**ENTRIES**.
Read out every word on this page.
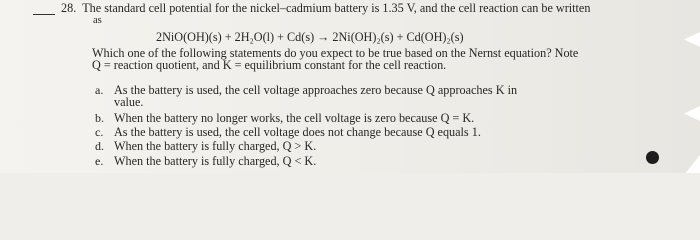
28. The standard cell potential for the nickel–cadmium battery is 1.35 V, and the cell reaction can be written
as
2NiO(OH)(s) + 2H₂O(l) + Cd(s) → 2Ni(OH)₂(s) + Cd(OH)₂(s)
Which one of the following statements do you expect to be true based on the Nernst equation? Note
Q = reaction quotient, and K = equilibrium constant for the cell reaction.
a. As the battery is used, the cell voltage approaches zero because Q approaches K in
value.
b. When the battery no longer works, the cell voltage is zero because Q = K.
c. As the battery is used, the cell voltage does not change because Q equals 1.
d. When the battery is fully charged, Q > K.
e. When the battery is fully charged, Q < K.
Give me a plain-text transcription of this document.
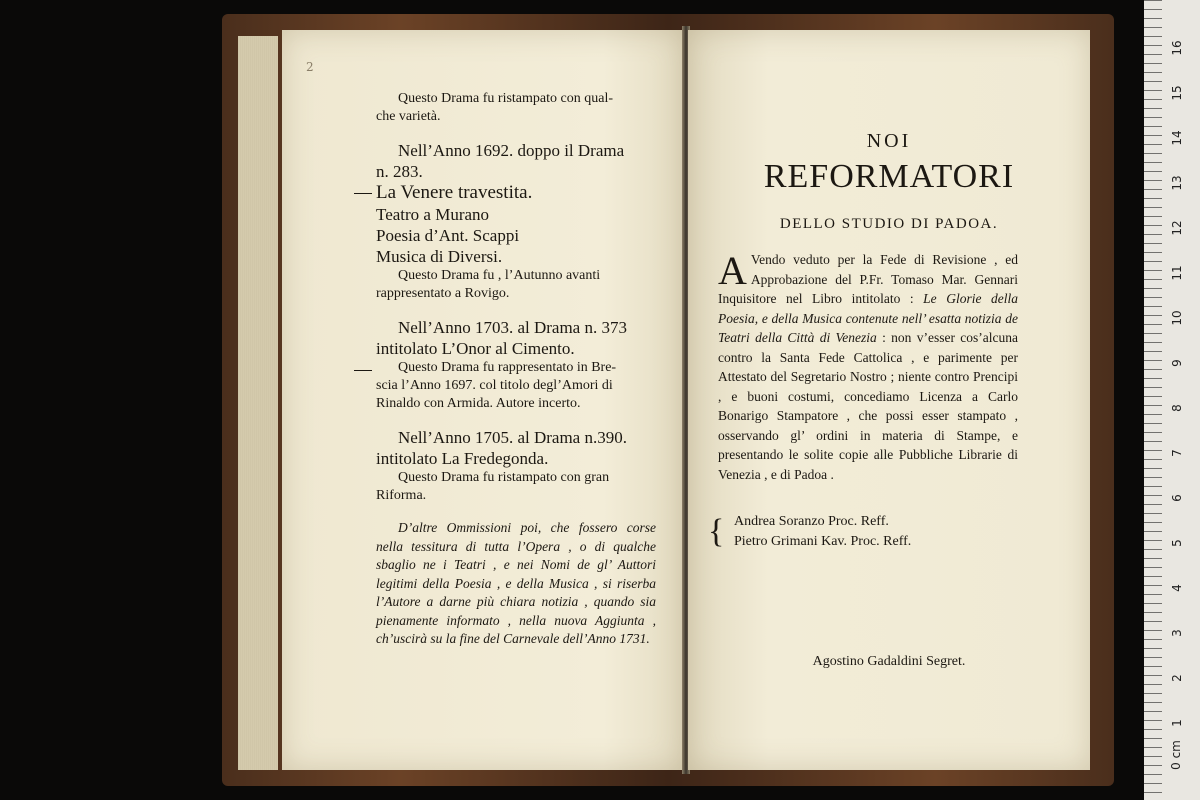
2

Questo Drama fu ristampato con qual-

che varietà.

Nell’Anno 1692. doppo il Drama

n. 283.

La Venere travestita.

Teatro a Murano

Poesia d’Ant. Scappi

Musica di Diversi.

Questo Drama fu , l’Autunno avanti

rappresentato a Rovigo.

Nell’Anno 1703. al Drama n. 373

intitolato L’Onor al Cimento.

Questo Drama fu rappresentato in Bre-

scia l’Anno 1697. col titolo degl’Amori di

Rinaldo con Armida. Autore incerto.

Nell’Anno 1705. al Drama n.390.

intitolato La Fredegonda.

Questo Drama fu ristampato con gran

Riforma.

D’altre Ommissioni poi, che fossero corse nella tessitura di tutta l’Opera , o di qualche sbaglio ne i Teatri , e nei Nomi de gl’ Auttori legitimi della Poesia , e della Musica , si riserba l’Autore a darne più chiara notizia , quando sia pienamente informato , nella nuova Aggiunta , ch’uscirà su la fine del Carnevale dell’Anno 1731.

NOI
REFORMATORI
DELLO STUDIO DI PADOA.
A Vendo veduto per la Fede di Revisione , ed Approbazione del P.Fr. Tomaso Mar. Gennari Inquisitore nel Libro intitolato : Le Glorie della Poesia, e della Musica contenute nell’ esatta notizia de Teatri della Città di Venezia : non v’esser cos’alcuna contro la Santa Fede Cattolica , e parimente per Attestato del Segretario Nostro ; niente contro Prencipi , e buoni costumi, concediamo Licenza a Carlo Bonarigo Stampatore , che possi esser stampato , osservando gl’ ordini in materia di Stampe, e presentando le solite copie alle Pubbliche Librarie di Venezia , e di Padoa .
{ Andrea Soranzo Proc. Reff.
Pietro Grimani Kav. Proc. Reff.
Agostino Gadaldini Segret.
0 cm
1
2
3
4
5
6
7
8
9
10
11
12
13
14
15
16
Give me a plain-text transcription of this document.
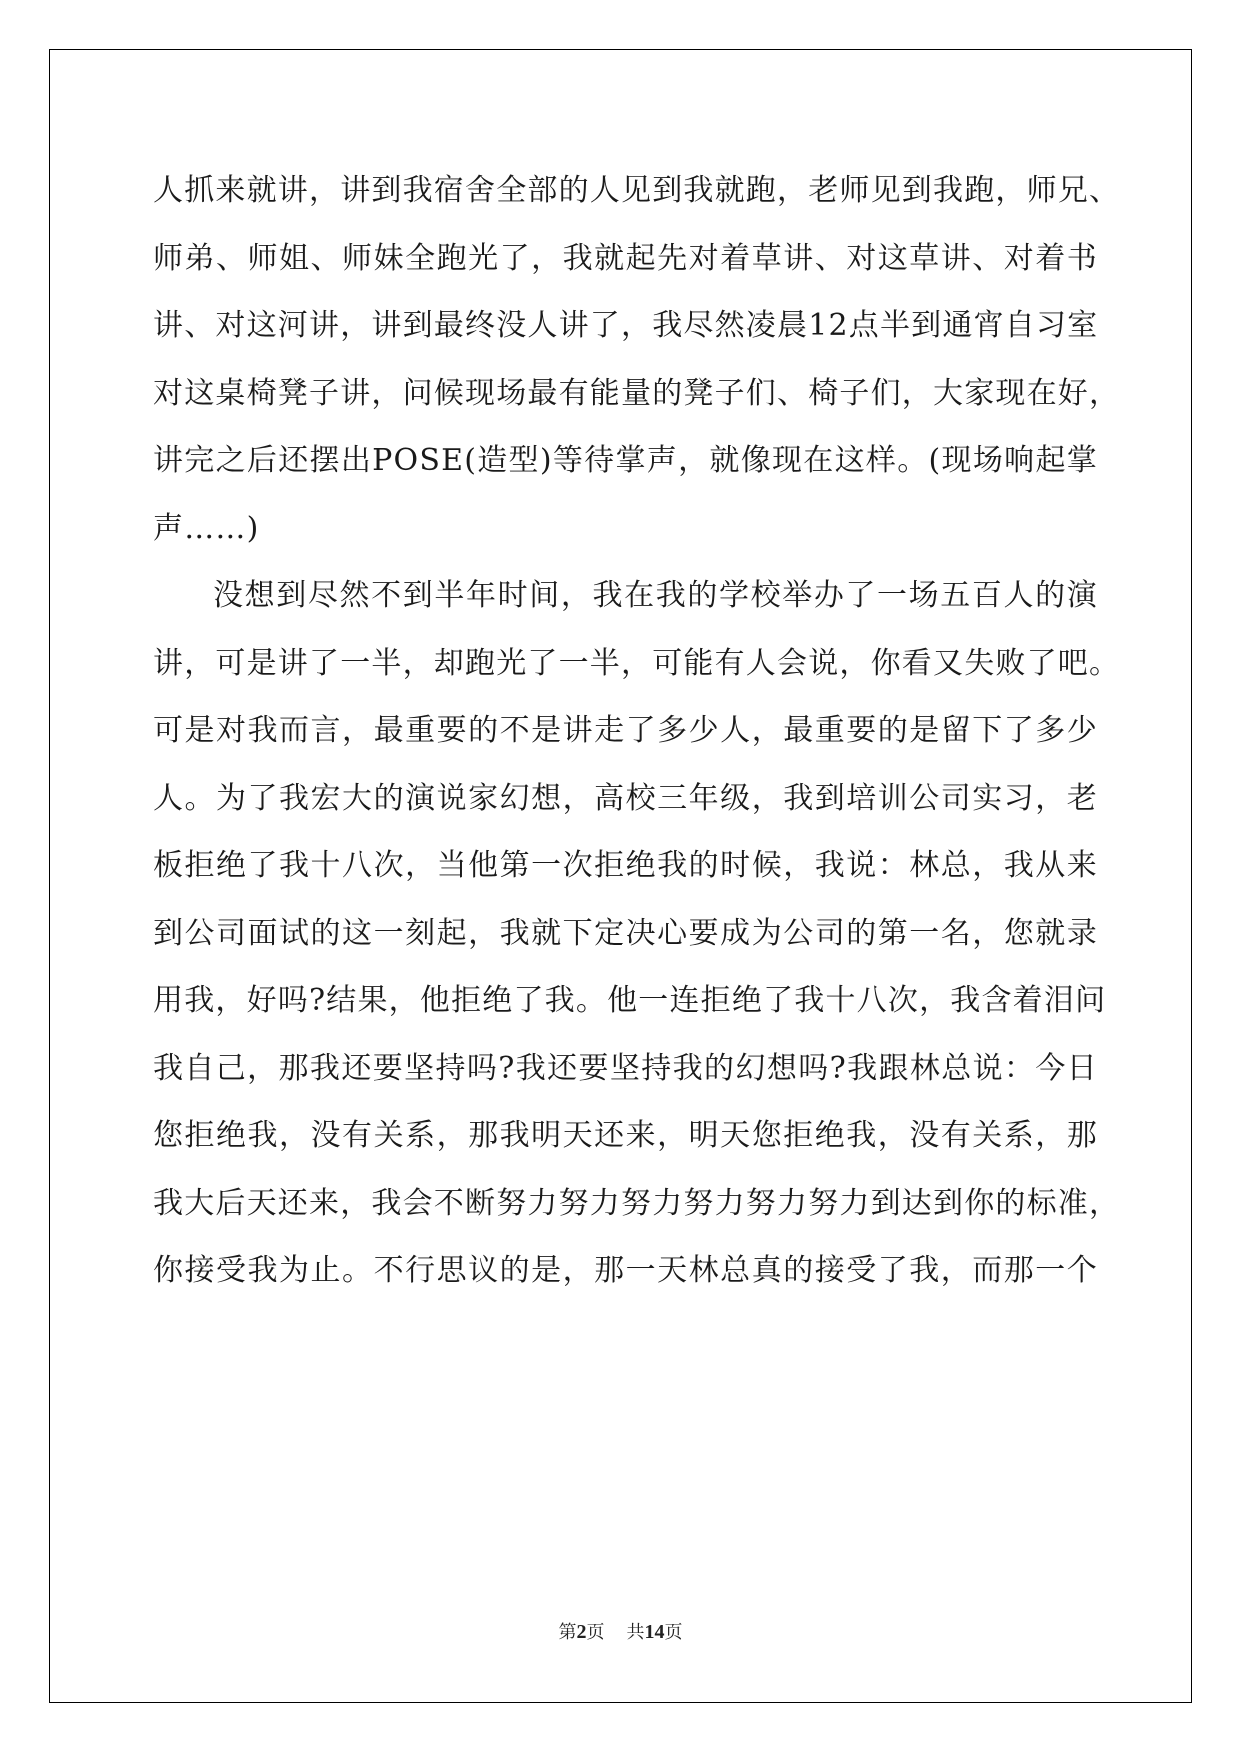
人抓来就讲，讲到我宿舍全部的人见到我就跑，老师见到我跑，师兄、
师弟、师姐、师妹全跑光了，我就起先对着草讲、对这草讲、对着书
讲、对这河讲，讲到最终没人讲了，我尽然凌晨12点半到通宵自习室
对这桌椅凳子讲，问候现场最有能量的凳子们、椅子们，大家现在好，
讲完之后还摆出POSE(造型)等待掌声，就像现在这样。(现场响起掌
声……)
没想到尽然不到半年时间，我在我的学校举办了一场五百人的演
讲，可是讲了一半，却跑光了一半，可能有人会说，你看又失败了吧。
可是对我而言，最重要的不是讲走了多少人，最重要的是留下了多少
人。为了我宏大的演说家幻想，高校三年级，我到培训公司实习，老
板拒绝了我十八次，当他第一次拒绝我的时候，我说：林总，我从来
到公司面试的这一刻起，我就下定决心要成为公司的第一名，您就录
用我，好吗?结果，他拒绝了我。他一连拒绝了我十八次，我含着泪问
我自己，那我还要坚持吗?我还要坚持我的幻想吗?我跟林总说：今日
您拒绝我，没有关系，那我明天还来，明天您拒绝我，没有关系，那
我大后天还来，我会不断努力努力努力努力努力努力到达到你的标准，
你接受我为止。不行思议的是，那一天林总真的接受了我，而那一个
第2页 共14页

**WRITTEN INSTRUCTION**. Exactly as written, return every line of the listing, but not the pictures.

**SOLUTION FOR THIS TASK**.
Read out every word on this page.
28. The standard cell potential for the nickel–cadmium battery is 1.35 V, and the cell reaction can be written
as
2NiO(OH)(s) + 2H₂O(l) + Cd(s) → 2Ni(OH)₂(s) + Cd(OH)₂(s)
Which one of the following statements do you expect to be true based on the Nernst equation? Note
Q = reaction quotient, and K = equilibrium constant for the cell reaction.
a. As the battery is used, the cell voltage approaches zero because Q approaches K in
value.
b. When the battery no longer works, the cell voltage is zero because Q = K.
c. As the battery is used, the cell voltage does not change because Q equals 1.
d. When the battery is fully charged, Q > K.
e. When the battery is fully charged, Q < K.
Give me a plain-text transcription of this document.
2

Questo Drama fu ristampato con qual-

che varietà.

Nell’Anno 1692. doppo il Drama

n. 283.

La Venere travestita.

Teatro a Murano

Poesia d’Ant. Scappi

Musica di Diversi.

Questo Drama fu , l’Autunno avanti

rappresentato a Rovigo.

Nell’Anno 1703. al Drama n. 373

intitolato L’Onor al Cimento.

Questo Drama fu rappresentato in Bre-

scia l’Anno 1697. col titolo degl’Amori di

Rinaldo con Armida. Autore incerto.

Nell’Anno 1705. al Drama n.390.

intitolato La Fredegonda.

Questo Drama fu ristampato con gran

Riforma.

D’altre Ommissioni poi, che fossero corse nella tessitura di tutta l’Opera , o di qualche sbaglio ne i Teatri , e nei Nomi de gl’ Auttori legitimi della Poesia , e della Musica , si riserba l’Autore a darne più chiara notizia , quando sia pienamente informato , nella nuova Aggiunta , ch’uscirà su la fine del Carnevale dell’Anno 1731.

NOI
REFORMATORI
DELLO STUDIO DI PADOA.
A Vendo veduto per la Fede di Revisione , ed Approbazione del P.Fr. Tomaso Mar. Gennari Inquisitore nel Libro intitolato : Le Glorie della Poesia, e della Musica contenute nell’ esatta notizia de Teatri della Città di Venezia : non v’esser cos’alcuna contro la Santa Fede Cattolica , e parimente per Attestato del Segretario Nostro ; niente contro Prencipi , e buoni costumi, concediamo Licenza a Carlo Bonarigo Stampatore , che possi esser stampato , osservando gl’ ordini in materia di Stampe, e presentando le solite copie alle Pubbliche Librarie di Venezia , e di Padoa .
{ Andrea Soranzo Proc. Reff.
Pietro Grimani Kav. Proc. Reff.
Agostino Gadaldini Segret.
0 cm
1
2
3
4
5
6
7
8
9
10
11
12
13
14
15
16
Give me a plain-text transcription of this document.
人抓来就讲，讲到我宿舍全部的人见到我就跑，老师见到我跑，师兄、
师弟、师姐、师妹全跑光了，我就起先对着草讲、对这草讲、对着书
讲、对这河讲，讲到最终没人讲了，我尽然凌晨12点半到通宵自习室
对这桌椅凳子讲，问候现场最有能量的凳子们、椅子们，大家现在好，
讲完之后还摆出POSE(造型)等待掌声，就像现在这样。(现场响起掌
声……)
没想到尽然不到半年时间，我在我的学校举办了一场五百人的演
讲，可是讲了一半，却跑光了一半，可能有人会说，你看又失败了吧。
可是对我而言，最重要的不是讲走了多少人，最重要的是留下了多少
人。为了我宏大的演说家幻想，高校三年级，我到培训公司实习，老
板拒绝了我十八次，当他第一次拒绝我的时候，我说：林总，我从来
到公司面试的这一刻起，我就下定决心要成为公司的第一名，您就录
用我，好吗?结果，他拒绝了我。他一连拒绝了我十八次，我含着泪问
我自己，那我还要坚持吗?我还要坚持我的幻想吗?我跟林总说：今日
您拒绝我，没有关系，那我明天还来，明天您拒绝我，没有关系，那
我大后天还来，我会不断努力努力努力努力努力努力到达到你的标准，
你接受我为止。不行思议的是，那一天林总真的接受了我，而那一个
第2页 共14页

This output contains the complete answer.